高笑いのカマラはなにを考えているのか?(内政篇)
民主党大統領候補となったカマラ・ハリスがどのような政策を持っているのか、あまり報道されていません。
米国政治紙「ポリティコ」が整理している記事がありますので、ご紹介します。
カマラ・ハリスの綱領がジョー・バイデンの綱領とどう違うのか (politico.com)
■中絶の権利
・ハリス・ロー対ウェイドを超える連邦政府の中絶保護を提案し、州の制限を制限した。
・バイデン・中絶に対する連邦の権利を保証したが、州が中絶を制限することも許可したロー対ウェイド事件を復活させることを誓う。
このロー対ウェイド法とは、妊娠初期の中絶を許容した連邦最高裁判決のことです。
「1973年に米国の最高裁判所が出し(女性が人工妊娠中絶を受ける権利が憲法で保障されるプライバシー権の一部であるとする)、米国全州で中絶が合法化されることになった画期的な判決です。
元々はテキサス在住だったジェーン・ロー(当時の仮名)がテキサス州ダラス郡の地方検事ヘンリー・ウェイドに対して起こした訴訟です。妊娠が分かったローが中絶を受けようとしたら、テキサス州では妊娠した人の命に危険が及ばない限り、中絶できないと知ったことから、訴訟に踏み切りました。
***
作業一覧
(a) 本文の「米国政治紙「ポリティコ」が整理している記事がありますので、ご紹介します。」から「とになった画期的な判決です。」までの全文を、「バイデン」を「バイデン氏」に差し替えて書き出すこと。
(b) 本文によると、ジェーン・ローが訴訟を起こした相手は誰か。
ここから先のデータは、本文とは切り離された別の資料である。
***
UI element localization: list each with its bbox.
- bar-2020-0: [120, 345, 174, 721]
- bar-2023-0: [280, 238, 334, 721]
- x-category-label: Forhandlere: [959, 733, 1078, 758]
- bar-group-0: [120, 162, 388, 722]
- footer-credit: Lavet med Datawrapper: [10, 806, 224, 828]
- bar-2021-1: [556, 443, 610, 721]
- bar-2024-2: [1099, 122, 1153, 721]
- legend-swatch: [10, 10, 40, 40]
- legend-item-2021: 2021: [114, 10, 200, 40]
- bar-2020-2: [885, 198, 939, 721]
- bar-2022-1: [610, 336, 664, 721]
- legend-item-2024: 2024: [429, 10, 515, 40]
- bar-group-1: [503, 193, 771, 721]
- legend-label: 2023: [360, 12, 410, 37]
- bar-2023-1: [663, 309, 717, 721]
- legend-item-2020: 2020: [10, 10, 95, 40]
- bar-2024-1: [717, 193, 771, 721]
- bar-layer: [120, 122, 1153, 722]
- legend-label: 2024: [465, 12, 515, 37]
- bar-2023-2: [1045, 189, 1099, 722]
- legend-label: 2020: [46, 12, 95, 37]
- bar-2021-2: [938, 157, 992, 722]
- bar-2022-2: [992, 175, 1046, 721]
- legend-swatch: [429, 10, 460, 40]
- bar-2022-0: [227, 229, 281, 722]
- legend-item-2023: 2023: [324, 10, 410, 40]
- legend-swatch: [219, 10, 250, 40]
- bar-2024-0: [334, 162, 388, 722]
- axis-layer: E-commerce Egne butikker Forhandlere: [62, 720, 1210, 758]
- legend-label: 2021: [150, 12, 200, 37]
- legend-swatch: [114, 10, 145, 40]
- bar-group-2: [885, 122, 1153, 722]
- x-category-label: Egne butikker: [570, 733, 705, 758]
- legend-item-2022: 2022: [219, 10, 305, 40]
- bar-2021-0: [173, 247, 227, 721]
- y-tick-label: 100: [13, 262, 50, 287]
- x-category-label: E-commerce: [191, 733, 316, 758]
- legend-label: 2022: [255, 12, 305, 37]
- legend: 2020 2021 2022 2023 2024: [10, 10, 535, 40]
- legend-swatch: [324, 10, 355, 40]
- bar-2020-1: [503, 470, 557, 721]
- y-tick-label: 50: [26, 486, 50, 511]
***
解答一覧
(a)
米国政治紙「ポリティコ」が整理している記事がありますので、ご紹介します。
カマラ・ハリスの綱領がジョー・バイデン氏の綱領とどう違うのか (politico.com)
■中絶の権利
・ハリス・ロー対ウェイドを超える連邦政府の中絶保護を提案し、州の制限を制限した。
・バイデン氏・中絶に対する連邦の権利を保証したが、州が中絶を制限することも許可したロー対ウェイド事件を復活させることを誓う。
このロー対ウェイド法とは、妊娠初期の中絶を許容した連邦最高裁判決のことです。
「1973年に米国の最高裁判所が出し(女性が人工妊娠中絶を受ける権利が憲法で保障されるプライバシー権の一部であるとする)、米国全州で中絶が合法化されることになった画期的な判決です。

(b) テキサス州ダラス郡の地方検事ヘンリー・ウェイド。